--- GOAL ---
Copy all of the material word for word, except for the pictures.

Lines of data

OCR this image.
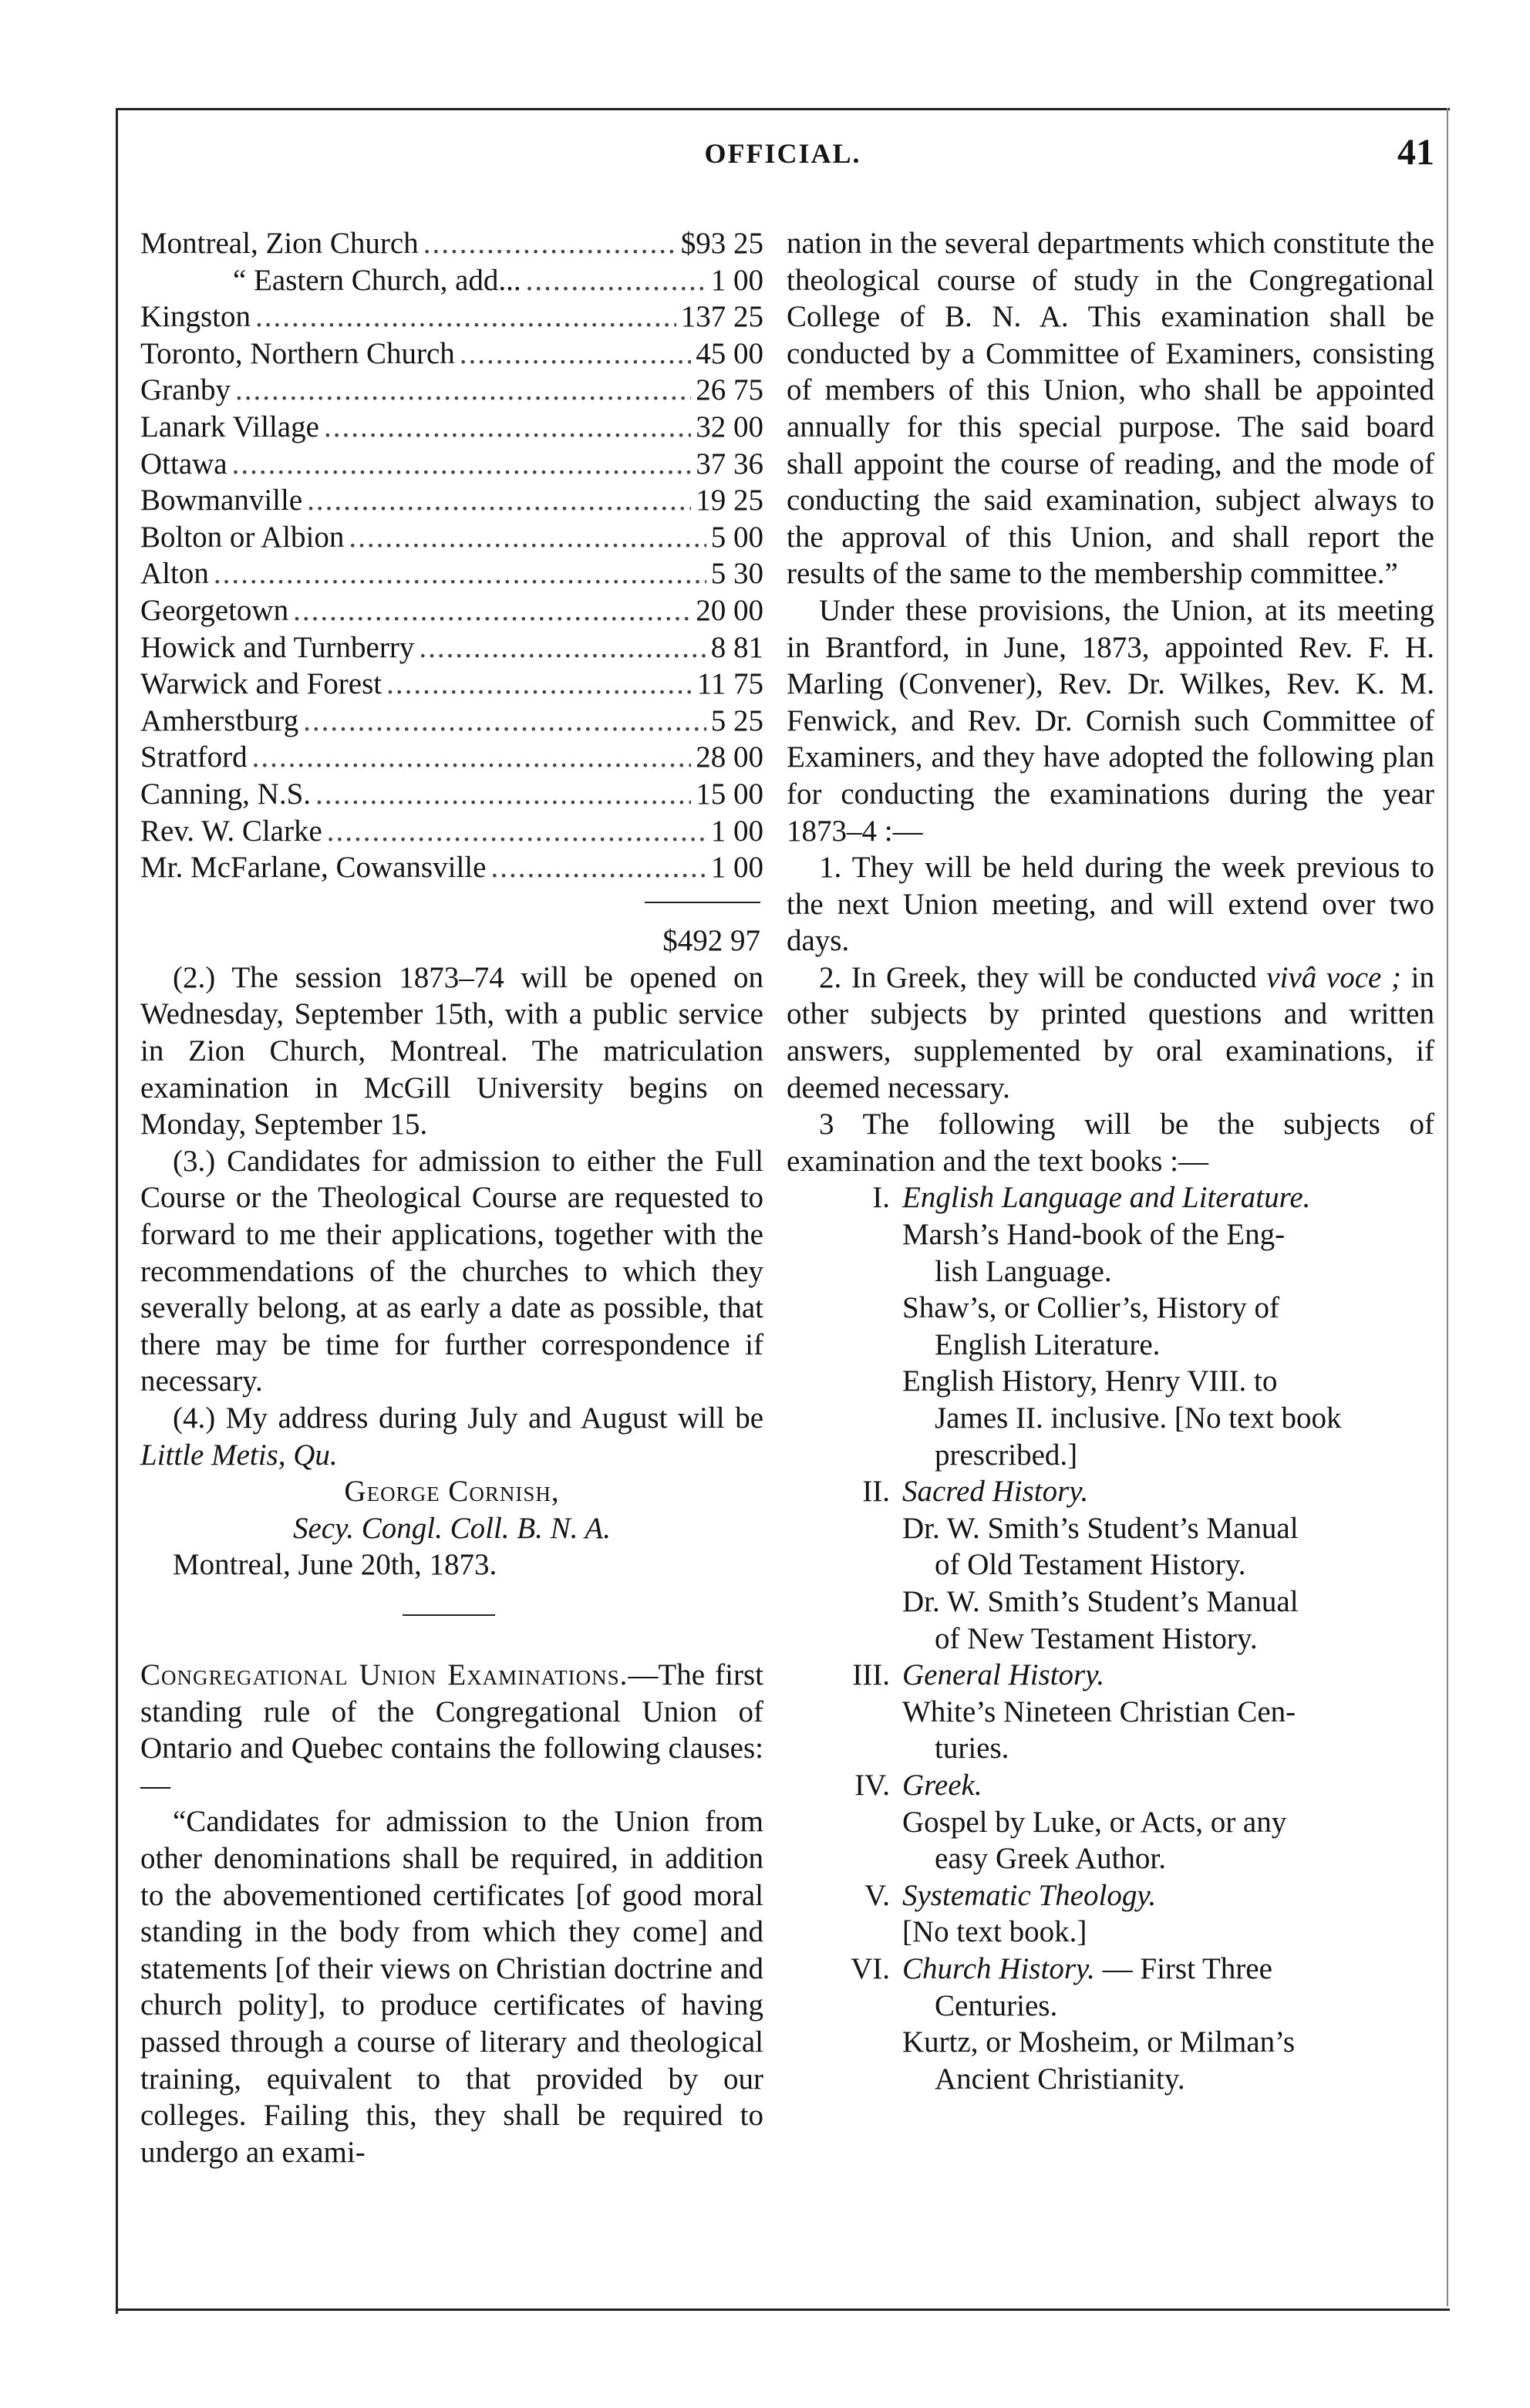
OFFICIAL.	41
Montreal, Zion Church .....	$93 25
“ Eastern Church, add... .....	1 00
Kingston .....	137 25
Toronto, Northern Church .....	45 00
Granby .....	26 75
Lanark Village .....	32 00
Ottawa .....	37 36
Bowmanville .....	19 25
Bolton or Albion .....	5 00
Alton .....	5 30
Georgetown .....	20 00
Howick and Turnberry .....	8 81
Warwick and Forest .....	11 75
Amherstburg .....	5 25
Stratford .....	28 00
Canning, N.S. .....	15 00
Rev. W. Clarke .....	1 00
Mr. McFarlane, Cowansville .....	1 00
$492 97

(2.) The session 1873–74 will be opened on Wednesday, September 15th, with a public service in Zion Church, Montreal. The matriculation examination in McGill University begins on Monday, September 15.

(3.) Candidates for admission to either the Full Course or the Theological Course are requested to forward to me their applications, together with the recommendations of the churches to which they severally belong, at as early a date as possible, that there may be time for further correspondence if necessary.

(4.) My address during July and August will be Little Metis, Qu.

George Cornish,

Secy. Congl. Coll. B. N. A.

Montreal, June 20th, 1873.

Congregational Union Examinations.—The first standing rule of the Congregational Union of Ontario and Quebec contains the following clauses:—

“Candidates for admission to the Union from other denominations shall be required, in addition to the abovementioned certificates [of good moral standing in the body from which they come] and statements [of their views on Christian doctrine and church polity], to produce certificates of having passed through a course of literary and theological training, equivalent to that provided by our colleges. Failing this, they shall be required to undergo an exami-

nation in the several departments which constitute the theological course of study in the Congregational College of B. N. A. This examination shall be conducted by a Committee of Examiners, consisting of members of this Union, who shall be appointed annually for this special purpose. The said board shall appoint the course of reading, and the mode of conducting the said examination, subject always to the approval of this Union, and shall report the results of the same to the membership committee.”

Under these provisions, the Union, at its meeting in Brantford, in June, 1873, appointed Rev. F. H. Marling (Convener), Rev. Dr. Wilkes, Rev. K. M. Fenwick, and Rev. Dr. Cornish such Committee of Examiners, and they have adopted the following plan for conducting the examinations during the year 1873–4 :—

1. They will be held during the week previous to the next Union meeting, and will extend over two days.

2. In Greek, they will be conducted vivâ voce ; in other subjects by printed questions and written answers, supplemented by oral examinations, if deemed necessary.

3 The following will be the subjects of examination and the text books :—

I. English Language and Literature.
Marsh’s Hand-book of the Eng-
lish Language.
Shaw’s, or Collier’s, History of
English Literature.
English History, Henry VIII. to
James II. inclusive. [No text book prescribed.]
II. Sacred History.
Dr. W. Smith’s Student’s Manual
of Old Testament History.
Dr. W. Smith’s Student’s Manual
of New Testament History.
III. General History.
White’s Nineteen Christian Cen-
turies.
IV. Greek.
Gospel by Luke, or Acts, or any
easy Greek Author.
V. Systematic Theology.
[No text book.]
VI. Church History. — First Three
Centuries.
Kurtz, or Mosheim, or Milman’s
Ancient Christianity.
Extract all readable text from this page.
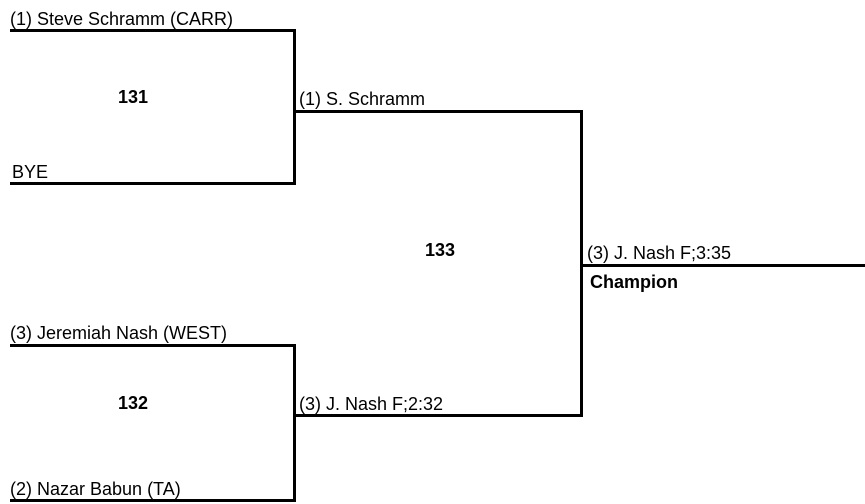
(1) Steve Schramm (CARR)
131
BYE
(3) Jeremiah Nash (WEST)
132
(2) Nazar Babun (TA)
(1) S. Schramm
133
(3) J. Nash F;2:32
(3) J. Nash F;3:35
Champion
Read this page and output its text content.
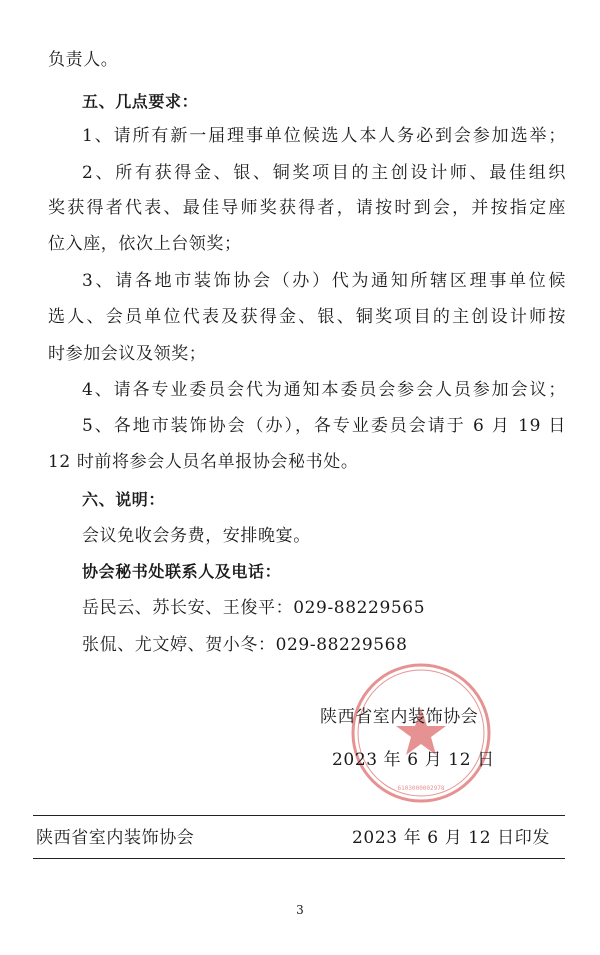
6103000002978
负责人。
五、几点要求：
1、请所有新一届理事单位候选人本人务必到会参加选举；
2、所有获得金、银、铜奖项目的主创设计师、最佳组织
奖获得者代表、最佳导师奖获得者，请按时到会，并按指定座
位入座，依次上台领奖；
3、请各地市装饰协会（办）代为通知所辖区理事单位候
选人、会员单位代表及获得金、银、铜奖项目的主创设计师按
时参加会议及领奖；
4、请各专业委员会代为通知本委员会参会人员参加会议；
5、各地市装饰协会（办），各专业委员会请于 6 月 19 日
12 时前将参会人员名单报协会秘书处。
六、说明：
会议免收会务费，安排晚宴。
协会秘书处联系人及电话：
岳民云、苏长安、王俊平：029-88229565
张侃、尤文婷、贺小冬：029-88229568
陕西省室内装饰协会
2023 年 6 月 12 日
陕西省室内装饰协会	2023 年 6 月 12 日印发
3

--- COMPLETE RESPONSE ---
OCR this image.
OFFICIAL.	41
Montreal, Zion Church .....	$93 25
“ Eastern Church, add... .....	1 00
Kingston .....	137 25
Toronto, Northern Church .....	45 00
Granby .....	26 75
Lanark Village .....	32 00
Ottawa .....	37 36
Bowmanville .....	19 25
Bolton or Albion .....	5 00
Alton .....	5 30
Georgetown .....	20 00
Howick and Turnberry .....	8 81
Warwick and Forest .....	11 75
Amherstburg .....	5 25
Stratford .....	28 00
Canning, N.S. .....	15 00
Rev. W. Clarke .....	1 00
Mr. McFarlane, Cowansville .....	1 00
$492 97

(2.) The session 1873–74 will be opened on Wednesday, September 15th, with a public service in Zion Church, Montreal. The matriculation examination in McGill University begins on Monday, September 15.

(3.) Candidates for admission to either the Full Course or the Theological Course are requested to forward to me their applications, together with the recommendations of the churches to which they severally belong, at as early a date as possible, that there may be time for further correspondence if necessary.

(4.) My address during July and August will be Little Metis, Qu.

George Cornish,

Secy. Congl. Coll. B. N. A.

Montreal, June 20th, 1873.

Congregational Union Examinations.—The first standing rule of the Congregational Union of Ontario and Quebec contains the following clauses:—

“Candidates for admission to the Union from other denominations shall be required, in addition to the abovementioned certificates [of good moral standing in the body from which they come] and statements [of their views on Christian doctrine and church polity], to produce certificates of having passed through a course of literary and theological training, equivalent to that provided by our colleges. Failing this, they shall be required to undergo an exami-

nation in the several departments which constitute the theological course of study in the Congregational College of B. N. A. This examination shall be conducted by a Committee of Examiners, consisting of members of this Union, who shall be appointed annually for this special purpose. The said board shall appoint the course of reading, and the mode of conducting the said examination, subject always to the approval of this Union, and shall report the results of the same to the membership committee.”

Under these provisions, the Union, at its meeting in Brantford, in June, 1873, appointed Rev. F. H. Marling (Convener), Rev. Dr. Wilkes, Rev. K. M. Fenwick, and Rev. Dr. Cornish such Committee of Examiners, and they have adopted the following plan for conducting the examinations during the year 1873–4 :—

1. They will be held during the week previous to the next Union meeting, and will extend over two days.

2. In Greek, they will be conducted vivâ voce ; in other subjects by printed questions and written answers, supplemented by oral examinations, if deemed necessary.

3 The following will be the subjects of examination and the text books :—

I. English Language and Literature.
Marsh’s Hand-book of the Eng-
lish Language.
Shaw’s, or Collier’s, History of
English Literature.
English History, Henry VIII. to
James II. inclusive. [No text book prescribed.]
II. Sacred History.
Dr. W. Smith’s Student’s Manual
of Old Testament History.
Dr. W. Smith’s Student’s Manual
of New Testament History.
III. General History.
White’s Nineteen Christian Cen-
turies.
IV. Greek.
Gospel by Luke, or Acts, or any
easy Greek Author.
V. Systematic Theology.
[No text book.]
VI. Church History. — First Three
Centuries.
Kurtz, or Mosheim, or Milman’s
Ancient Christianity.
Extract all readable text from this page.
(1) Steve Schramm (CARR)
131
BYE
(3) Jeremiah Nash (WEST)
132
(2) Nazar Babun (TA)
(1) S. Schramm
133
(3) J. Nash F;2:32
(3) J. Nash F;3:35
Champion
Read this page and output its text content.
6103000002978
负责人。
五、几点要求：
1、请所有新一届理事单位候选人本人务必到会参加选举；
2、所有获得金、银、铜奖项目的主创设计师、最佳组织
奖获得者代表、最佳导师奖获得者，请按时到会，并按指定座
位入座，依次上台领奖；
3、请各地市装饰协会（办）代为通知所辖区理事单位候
选人、会员单位代表及获得金、银、铜奖项目的主创设计师按
时参加会议及领奖；
4、请各专业委员会代为通知本委员会参会人员参加会议；
5、各地市装饰协会（办），各专业委员会请于 6 月 19 日
12 时前将参会人员名单报协会秘书处。
六、说明：
会议免收会务费，安排晚宴。
协会秘书处联系人及电话：
岳民云、苏长安、王俊平：029-88229565
张侃、尤文婷、贺小冬：029-88229568
陕西省室内装饰协会
2023 年 6 月 12 日
陕西省室内装饰协会	2023 年 6 月 12 日印发
3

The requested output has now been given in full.